== STATED GOAL ==
Repeat the material below exactly, line for line.

== MATERIAL FOR THIS EXERCISE ==

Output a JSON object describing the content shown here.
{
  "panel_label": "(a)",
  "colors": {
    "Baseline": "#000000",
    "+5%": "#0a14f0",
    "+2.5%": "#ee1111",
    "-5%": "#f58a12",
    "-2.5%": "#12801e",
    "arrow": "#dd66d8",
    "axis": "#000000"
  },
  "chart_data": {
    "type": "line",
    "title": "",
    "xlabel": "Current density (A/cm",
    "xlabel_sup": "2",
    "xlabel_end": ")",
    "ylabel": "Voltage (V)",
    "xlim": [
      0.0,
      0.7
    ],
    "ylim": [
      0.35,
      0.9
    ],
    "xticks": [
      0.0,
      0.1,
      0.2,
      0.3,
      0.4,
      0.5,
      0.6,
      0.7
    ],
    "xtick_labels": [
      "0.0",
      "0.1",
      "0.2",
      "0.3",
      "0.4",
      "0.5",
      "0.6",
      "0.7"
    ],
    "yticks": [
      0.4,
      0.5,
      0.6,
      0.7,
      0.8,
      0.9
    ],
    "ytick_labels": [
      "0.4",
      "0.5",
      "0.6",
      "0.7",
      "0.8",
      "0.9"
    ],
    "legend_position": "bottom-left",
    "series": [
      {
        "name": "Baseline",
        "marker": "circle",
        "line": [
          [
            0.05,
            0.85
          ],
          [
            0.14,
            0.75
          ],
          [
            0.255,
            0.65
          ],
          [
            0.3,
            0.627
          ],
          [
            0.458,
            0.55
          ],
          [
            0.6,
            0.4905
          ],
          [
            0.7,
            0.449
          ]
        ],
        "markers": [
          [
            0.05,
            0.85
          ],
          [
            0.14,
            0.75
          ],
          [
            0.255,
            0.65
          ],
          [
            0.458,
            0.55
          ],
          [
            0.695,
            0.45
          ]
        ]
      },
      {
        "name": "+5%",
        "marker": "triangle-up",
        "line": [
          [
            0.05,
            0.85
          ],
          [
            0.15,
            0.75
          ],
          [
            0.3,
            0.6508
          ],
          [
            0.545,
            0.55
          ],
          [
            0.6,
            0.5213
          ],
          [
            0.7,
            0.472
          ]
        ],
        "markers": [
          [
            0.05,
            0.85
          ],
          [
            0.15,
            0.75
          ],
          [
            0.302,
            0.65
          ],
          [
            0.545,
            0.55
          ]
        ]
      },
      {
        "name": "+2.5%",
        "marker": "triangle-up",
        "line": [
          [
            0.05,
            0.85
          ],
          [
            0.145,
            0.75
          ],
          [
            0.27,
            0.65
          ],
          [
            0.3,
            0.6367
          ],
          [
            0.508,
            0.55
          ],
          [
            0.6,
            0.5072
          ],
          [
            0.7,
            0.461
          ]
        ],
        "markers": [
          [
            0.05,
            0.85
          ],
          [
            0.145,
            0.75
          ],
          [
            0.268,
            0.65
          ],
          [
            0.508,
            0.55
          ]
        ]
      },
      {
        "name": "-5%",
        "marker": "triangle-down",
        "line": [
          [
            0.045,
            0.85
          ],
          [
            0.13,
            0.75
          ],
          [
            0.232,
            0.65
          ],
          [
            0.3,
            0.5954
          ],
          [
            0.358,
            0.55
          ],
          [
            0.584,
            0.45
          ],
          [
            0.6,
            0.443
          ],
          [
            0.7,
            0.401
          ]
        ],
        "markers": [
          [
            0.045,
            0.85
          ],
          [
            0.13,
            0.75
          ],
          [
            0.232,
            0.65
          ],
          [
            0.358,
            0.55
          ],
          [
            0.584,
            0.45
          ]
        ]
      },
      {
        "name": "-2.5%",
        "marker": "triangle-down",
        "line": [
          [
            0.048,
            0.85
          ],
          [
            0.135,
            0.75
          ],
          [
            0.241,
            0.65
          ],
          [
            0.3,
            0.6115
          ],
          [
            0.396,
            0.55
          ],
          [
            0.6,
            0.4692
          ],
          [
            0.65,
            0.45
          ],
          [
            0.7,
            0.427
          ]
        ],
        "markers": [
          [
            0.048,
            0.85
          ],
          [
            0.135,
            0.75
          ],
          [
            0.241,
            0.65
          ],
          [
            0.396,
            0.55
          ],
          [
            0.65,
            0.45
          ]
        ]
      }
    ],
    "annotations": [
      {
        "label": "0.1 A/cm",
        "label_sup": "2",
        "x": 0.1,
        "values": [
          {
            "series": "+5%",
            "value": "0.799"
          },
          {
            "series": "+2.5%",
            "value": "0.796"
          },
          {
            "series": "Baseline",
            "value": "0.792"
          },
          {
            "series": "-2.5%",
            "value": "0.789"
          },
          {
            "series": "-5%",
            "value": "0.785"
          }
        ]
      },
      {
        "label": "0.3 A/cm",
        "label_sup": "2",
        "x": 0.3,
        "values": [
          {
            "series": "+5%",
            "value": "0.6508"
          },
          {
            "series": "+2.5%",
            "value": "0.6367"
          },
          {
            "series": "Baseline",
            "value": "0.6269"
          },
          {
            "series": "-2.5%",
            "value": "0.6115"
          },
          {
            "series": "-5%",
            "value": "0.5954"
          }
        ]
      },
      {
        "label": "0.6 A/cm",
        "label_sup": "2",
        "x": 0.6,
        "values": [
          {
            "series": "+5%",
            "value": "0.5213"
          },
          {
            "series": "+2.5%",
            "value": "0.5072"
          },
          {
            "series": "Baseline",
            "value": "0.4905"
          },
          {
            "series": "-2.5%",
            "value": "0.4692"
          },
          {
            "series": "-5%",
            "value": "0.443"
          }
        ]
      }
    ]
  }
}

== EXERCISE RESULT ==
Output a JSON object describing the content shown here.
{
  "panel_label": "(a)",
  "colors": {
    "Baseline": "#000000",
    "+5%": "#0a14f0",
    "+2.5%": "#ee1111",
    "-5%": "#f58a12",
    "-2.5%": "#12801e",
    "arrow": "#dd66d8",
    "axis": "#000000"
  },
  "chart_data": {
    "type": "line",
    "title": "",
    "xlabel": "Current density (A/cm",
    "xlabel_sup": "2",
    "xlabel_end": ")",
    "ylabel": "Voltage (V)",
    "xlim": [
      0.0,
      0.7
    ],
    "ylim": [
      0.35,
      0.9
    ],
    "xticks": [
      0.0,
      0.1,
      0.2,
      0.3,
      0.4,
      0.5,
      0.6,
      0.7
    ],
    "xtick_labels": [
      "0.0",
      "0.1",
      "0.2",
      "0.3",
      "0.4",
      "0.5",
      "0.6",
      "0.7"
    ],
    "yticks": [
      0.4,
      0.5,
      0.6,
      0.7,
      0.8,
      0.9
    ],
    "ytick_labels": [
      "0.4",
      "0.5",
      "0.6",
      "0.7",
      "0.8",
      "0.9"
    ],
    "legend_position": "bottom-left",
    "series": [
      {
        "name": "Baseline",
        "marker": "circle",
        "line": [
          [
            0.05,
            0.85
          ],
          [
            0.14,
            0.75
          ],
          [
            0.255,
            0.65
          ],
          [
            0.3,
            0.627
          ],
          [
            0.458,
            0.55
          ],
          [
            0.6,
            0.4905
          ],
          [
            0.7,
            0.449
          ]
        ],
        "markers": [
          [
            0.05,
            0.85
          ],
          [
            0.14,
            0.75
          ],
          [
            0.255,
            0.65
          ],
          [
            0.458,
            0.55
          ],
          [
            0.695,
            0.45
          ]
        ]
      },
      {
        "name": "+5%",
        "marker": "triangle-up",
        "line": [
          [
            0.05,
            0.85
          ],
          [
            0.15,
            0.75
          ],
          [
            0.3,
            0.6508
          ],
          [
            0.545,
            0.55
          ],
          [
            0.6,
            0.5213
          ],
          [
            0.7,
            0.472
          ]
        ],
        "markers": [
          [
            0.05,
            0.85
          ],
          [
            0.15,
            0.75
          ],
          [
            0.302,
            0.65
          ],
          [
            0.545,
            0.55
          ]
        ]
      },
      {
        "name": "+2.5%",
        "marker": "triangle-up",
        "line": [
          [
            0.05,
            0.85
          ],
          [
            0.145,
            0.75
          ],
          [
            0.27,
            0.65
          ],
          [
            0.3,
            0.6367
          ],
          [
            0.508,
            0.55
          ],
          [
            0.6,
            0.5072
          ],
          [
            0.7,
            0.461
          ]
        ],
        "markers": [
          [
            0.05,
            0.85
          ],
          [
            0.145,
            0.75
          ],
          [
            0.268,
            0.65
          ],
          [
            0.508,
            0.55
          ]
        ]
      },
      {
        "name": "-5%",
        "marker": "triangle-down",
        "line": [
          [
            0.045,
            0.85
          ],
          [
            0.13,
            0.75
          ],
          [
            0.232,
            0.65
          ],
          [
            0.3,
            0.5954
          ],
          [
            0.358,
            0.55
          ],
          [
            0.584,
            0.45
          ],
          [
            0.6,
            0.443
          ],
          [
            0.7,
            0.401
          ]
        ],
        "markers": [
          [
            0.045,
            0.85
          ],
          [
            0.13,
            0.75
          ],
          [
            0.232,
            0.65
          ],
          [
            0.358,
            0.55
          ],
          [
            0.584,
            0.45
          ]
        ]
      },
      {
        "name": "-2.5%",
        "marker": "triangle-down",
        "line": [
          [
            0.048,
            0.85
          ],
          [
            0.135,
            0.75
          ],
          [
            0.241,
            0.65
          ],
          [
            0.3,
            0.6115
          ],
          [
            0.396,
            0.55
          ],
          [
            0.6,
            0.4692
          ],
          [
            0.65,
            0.45
          ],
          [
            0.7,
            0.427
          ]
        ],
        "markers": [
          [
            0.048,
            0.85
          ],
          [
            0.135,
            0.75
          ],
          [
            0.241,
            0.65
          ],
          [
            0.396,
            0.55
          ],
          [
            0.65,
            0.45
          ]
        ]
      }
    ],
    "annotations": [
      {
        "label": "0.1 A/cm",
        "label_sup": "2",
        "x": 0.1,
        "values": [
          {
            "series": "+5%",
            "value": "0.799"
          },
          {
            "series": "+2.5%",
            "value": "0.796"
          },
          {
            "series": "Baseline",
            "value": "0.792"
          },
          {
            "series": "-2.5%",
            "value": "0.789"
          },
          {
            "series": "-5%",
            "value": "0.785"
          }
        ]
      },
      {
        "label": "0.3 A/cm",
        "label_sup": "2",
        "x": 0.3,
        "values": [
          {
            "series": "+5%",
            "value": "0.6508"
          },
          {
            "series": "+2.5%",
            "value": "0.6367"
          },
          {
            "series": "Baseline",
            "value": "0.6269"
          },
          {
            "series": "-2.5%",
            "value": "0.6115"
          },
          {
            "series": "-5%",
            "value": "0.5954"
          }
        ]
      },
      {
        "label": "0.6 A/cm",
        "label_sup": "2",
        "x": 0.6,
        "values": [
          {
            "series": "+5%",
            "value": "0.5213"
          },
          {
            "series": "+2.5%",
            "value": "0.5072"
          },
          {
            "series": "Baseline",
            "value": "0.4905"
          },
          {
            "series": "-2.5%",
            "value": "0.4692"
          },
          {
            "series": "-5%",
            "value": "0.443"
          }
        ]
      }
    ]
  }
}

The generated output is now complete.